## 取り組む課題
1) 国連での仕事についての抜粋で、UNDPのMDG支援チームの主な役割のひとつとして述べられている行為をすべて書き出してください。
2) 国連での仕事についての抜粋を、最後の文の後から書き継いでください。

## 抜粋
--------

当時のイラクでは政府関係者が誘拐されることが多々あり、実際カウンターパートの政府関係者が誘拐されることもあって、会議や研修で会った後の別れ際に「また会えるとよいね」なんて言われ、本当に会えなくなるかもしれないと思うととてもつらかったです。 

Q.ニューヨークの本部では現在どのようなお仕事をされていらっしゃるのですか? 

UNDPのMDG支援チームの主な役割のひとつは、各国連機関が提供する政策を調整し、それらの政策支援に一貫性を持たせ、国連システムが一体となってMDGsに関わる国連の地域事務所を支援できる体制を整えることです。このためには、国連開発業務調整事務所(The UN Development Operations Coordination Office: UNDOCO)  の助言と支援に基づいて仕事を進めていく必要があります。「One UN」と言いながら、各機関が一緒になって地域事務所を支援していくのはなかなか難しいことです。誰もが国連機関間の調整は必要だと言いますが、自分が実際調整「される」のは嫌なのです。 

調整の基本は、いかに相手にオーナーシップを持ってもらえるよう接し、神輿を担いでもらうかにあります。特に国連機関間のリーダーシップは、相手に「この事業に関わることで自分たちの仕事の効果がもっと期待できる」とか、「自分たちの仕事がもっと多くの人に理解される」など、利点を見てもらえないと失敗です。また、みんなに参加してもらえるように仕向けて行く必要があるので、時間もかかりますが、とても面白い仕事ですよ。自分よりもシニアレベルの他機関の人々と一緒に仕事をする機会が多く、いろいろと学ぶことが多いです。

--------

抽出された記録
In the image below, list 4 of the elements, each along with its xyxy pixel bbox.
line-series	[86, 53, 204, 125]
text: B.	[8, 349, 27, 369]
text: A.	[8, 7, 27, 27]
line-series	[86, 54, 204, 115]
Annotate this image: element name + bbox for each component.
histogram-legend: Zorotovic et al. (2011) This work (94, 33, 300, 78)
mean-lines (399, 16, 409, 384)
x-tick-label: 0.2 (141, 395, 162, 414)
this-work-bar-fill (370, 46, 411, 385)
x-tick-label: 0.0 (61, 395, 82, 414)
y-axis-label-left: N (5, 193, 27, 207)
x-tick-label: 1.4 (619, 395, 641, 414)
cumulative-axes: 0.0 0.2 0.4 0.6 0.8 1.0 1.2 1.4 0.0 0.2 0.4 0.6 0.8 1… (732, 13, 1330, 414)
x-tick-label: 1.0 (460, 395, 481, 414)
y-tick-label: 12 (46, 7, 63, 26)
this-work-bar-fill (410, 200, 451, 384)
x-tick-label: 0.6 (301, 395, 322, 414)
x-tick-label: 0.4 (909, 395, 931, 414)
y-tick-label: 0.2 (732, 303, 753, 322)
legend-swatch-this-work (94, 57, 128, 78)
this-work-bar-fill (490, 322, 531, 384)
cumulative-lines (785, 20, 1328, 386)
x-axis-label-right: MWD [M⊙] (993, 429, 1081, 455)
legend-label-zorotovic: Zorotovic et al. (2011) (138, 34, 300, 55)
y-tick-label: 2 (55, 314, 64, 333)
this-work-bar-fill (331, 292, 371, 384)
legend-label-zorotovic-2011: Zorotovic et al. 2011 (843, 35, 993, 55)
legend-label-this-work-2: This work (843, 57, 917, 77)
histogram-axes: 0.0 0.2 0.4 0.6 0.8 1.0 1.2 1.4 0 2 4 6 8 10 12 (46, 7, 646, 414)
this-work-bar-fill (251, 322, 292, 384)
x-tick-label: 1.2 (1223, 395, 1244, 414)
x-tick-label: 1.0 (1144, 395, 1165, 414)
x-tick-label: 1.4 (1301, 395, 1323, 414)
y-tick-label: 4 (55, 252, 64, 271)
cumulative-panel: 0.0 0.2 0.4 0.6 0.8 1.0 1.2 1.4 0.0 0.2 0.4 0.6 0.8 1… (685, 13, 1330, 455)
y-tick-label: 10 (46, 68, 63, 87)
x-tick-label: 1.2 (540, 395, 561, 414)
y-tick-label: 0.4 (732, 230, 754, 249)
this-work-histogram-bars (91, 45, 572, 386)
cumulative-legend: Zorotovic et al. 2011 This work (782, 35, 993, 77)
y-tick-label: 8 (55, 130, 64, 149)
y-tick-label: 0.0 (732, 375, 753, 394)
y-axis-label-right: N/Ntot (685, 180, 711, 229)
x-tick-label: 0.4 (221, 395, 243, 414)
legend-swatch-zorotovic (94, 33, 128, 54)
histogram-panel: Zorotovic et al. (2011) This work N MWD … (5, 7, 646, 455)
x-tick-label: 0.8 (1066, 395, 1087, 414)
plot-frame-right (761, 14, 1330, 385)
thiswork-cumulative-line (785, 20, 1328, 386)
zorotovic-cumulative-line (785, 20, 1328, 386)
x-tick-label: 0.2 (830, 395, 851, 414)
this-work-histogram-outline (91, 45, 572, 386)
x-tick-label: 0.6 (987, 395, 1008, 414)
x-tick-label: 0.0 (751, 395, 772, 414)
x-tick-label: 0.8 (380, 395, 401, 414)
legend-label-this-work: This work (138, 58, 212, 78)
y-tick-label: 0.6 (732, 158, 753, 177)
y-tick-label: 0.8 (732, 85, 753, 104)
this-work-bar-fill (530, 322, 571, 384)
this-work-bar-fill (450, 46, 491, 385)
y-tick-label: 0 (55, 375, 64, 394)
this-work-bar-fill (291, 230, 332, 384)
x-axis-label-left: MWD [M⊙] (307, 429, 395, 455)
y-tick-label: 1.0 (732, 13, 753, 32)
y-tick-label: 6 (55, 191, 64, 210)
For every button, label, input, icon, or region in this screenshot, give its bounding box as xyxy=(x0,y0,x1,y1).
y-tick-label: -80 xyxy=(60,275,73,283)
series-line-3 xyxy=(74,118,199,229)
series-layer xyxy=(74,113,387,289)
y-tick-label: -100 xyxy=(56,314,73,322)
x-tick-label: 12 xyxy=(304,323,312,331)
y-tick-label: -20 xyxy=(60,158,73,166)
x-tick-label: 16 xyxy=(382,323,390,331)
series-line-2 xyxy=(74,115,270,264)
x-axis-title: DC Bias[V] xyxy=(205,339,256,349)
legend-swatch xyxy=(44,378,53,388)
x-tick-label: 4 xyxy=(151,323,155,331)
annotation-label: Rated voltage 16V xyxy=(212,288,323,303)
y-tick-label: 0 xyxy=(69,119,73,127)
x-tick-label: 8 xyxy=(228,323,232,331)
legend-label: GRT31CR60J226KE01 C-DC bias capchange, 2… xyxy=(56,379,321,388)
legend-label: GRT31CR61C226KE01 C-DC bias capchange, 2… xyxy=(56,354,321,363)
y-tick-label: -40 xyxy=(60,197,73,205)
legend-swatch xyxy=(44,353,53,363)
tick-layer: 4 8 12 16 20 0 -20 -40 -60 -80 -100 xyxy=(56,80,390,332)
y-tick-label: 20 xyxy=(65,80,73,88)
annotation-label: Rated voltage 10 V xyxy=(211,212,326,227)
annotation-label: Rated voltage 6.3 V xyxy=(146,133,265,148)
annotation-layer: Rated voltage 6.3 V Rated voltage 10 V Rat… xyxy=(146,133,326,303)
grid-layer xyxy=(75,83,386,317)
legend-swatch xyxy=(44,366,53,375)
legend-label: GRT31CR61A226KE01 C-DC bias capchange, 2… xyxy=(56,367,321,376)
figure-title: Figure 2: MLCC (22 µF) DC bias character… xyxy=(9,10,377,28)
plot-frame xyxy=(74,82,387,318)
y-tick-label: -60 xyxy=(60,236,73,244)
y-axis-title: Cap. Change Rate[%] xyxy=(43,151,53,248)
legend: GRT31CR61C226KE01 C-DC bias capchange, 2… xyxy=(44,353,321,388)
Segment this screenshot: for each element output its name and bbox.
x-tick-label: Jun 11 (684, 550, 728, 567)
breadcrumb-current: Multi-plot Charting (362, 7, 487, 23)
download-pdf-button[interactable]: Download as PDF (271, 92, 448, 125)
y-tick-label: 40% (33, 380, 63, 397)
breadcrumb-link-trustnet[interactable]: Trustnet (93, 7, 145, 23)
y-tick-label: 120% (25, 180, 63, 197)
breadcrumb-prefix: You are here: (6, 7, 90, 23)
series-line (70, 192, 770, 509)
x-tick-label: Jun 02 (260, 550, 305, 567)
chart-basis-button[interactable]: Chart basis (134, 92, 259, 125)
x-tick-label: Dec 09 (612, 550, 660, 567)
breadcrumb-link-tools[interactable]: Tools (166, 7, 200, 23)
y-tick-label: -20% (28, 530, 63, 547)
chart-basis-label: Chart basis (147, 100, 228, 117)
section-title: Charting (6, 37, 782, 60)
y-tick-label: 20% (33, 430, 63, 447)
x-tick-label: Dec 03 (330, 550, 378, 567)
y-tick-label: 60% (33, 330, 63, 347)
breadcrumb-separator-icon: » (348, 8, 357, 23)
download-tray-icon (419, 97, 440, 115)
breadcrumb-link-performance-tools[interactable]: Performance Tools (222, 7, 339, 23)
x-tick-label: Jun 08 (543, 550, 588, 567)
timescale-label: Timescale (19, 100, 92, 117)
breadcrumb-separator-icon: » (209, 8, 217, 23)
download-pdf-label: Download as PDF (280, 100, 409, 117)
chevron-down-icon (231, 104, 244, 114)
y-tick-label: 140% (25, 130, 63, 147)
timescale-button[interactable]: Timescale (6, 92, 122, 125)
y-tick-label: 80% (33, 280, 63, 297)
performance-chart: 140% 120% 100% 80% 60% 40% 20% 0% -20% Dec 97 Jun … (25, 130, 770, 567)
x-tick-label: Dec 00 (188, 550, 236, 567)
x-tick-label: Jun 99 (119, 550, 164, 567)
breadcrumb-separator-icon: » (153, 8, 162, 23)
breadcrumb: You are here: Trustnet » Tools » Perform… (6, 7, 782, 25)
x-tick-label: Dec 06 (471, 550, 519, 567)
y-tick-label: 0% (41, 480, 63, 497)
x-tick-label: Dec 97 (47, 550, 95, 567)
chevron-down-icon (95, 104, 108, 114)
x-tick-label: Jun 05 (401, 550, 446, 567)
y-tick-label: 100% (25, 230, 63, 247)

--------

## 課題ごとの結果
1)
・各国連機関が提供する政策を調整する
・それらの政策支援に一貫性を持たせる
・国連システムが一体となってMDGsに関わる国連の地域事務所を支援できる体制を整える

2)
それから政策策定支援となると、現場で一番嫌われるのが机上の理論、学術的すぎることを言う人です。どんなに洗練された素晴らしい政策のアドバイスでも、実際に現場の背景を理解していないと役に立ちません。ですから私たちの仕事では、その国の歴史や根底にある問題点を噛み砕き、それを政策提言に反映させることが重要になってきます。おそらく私が現在のポストに就けたのも、ボスニアとイラクで現場を経験し、政策策定支援の背景を多少現実的に理解できていたからかもしれません。 

現在は、政策ネットワークのこの先2年間の運営計画の作成に取り組んでいます。この案は採択されつつありますが、採択されれば、各国連機関に対してとりわけ政策提言にかかわる人材を確実に配置するよう要求していけます。いまでは2年でなく、3年間の運営計画にすればよかったと後悔しています。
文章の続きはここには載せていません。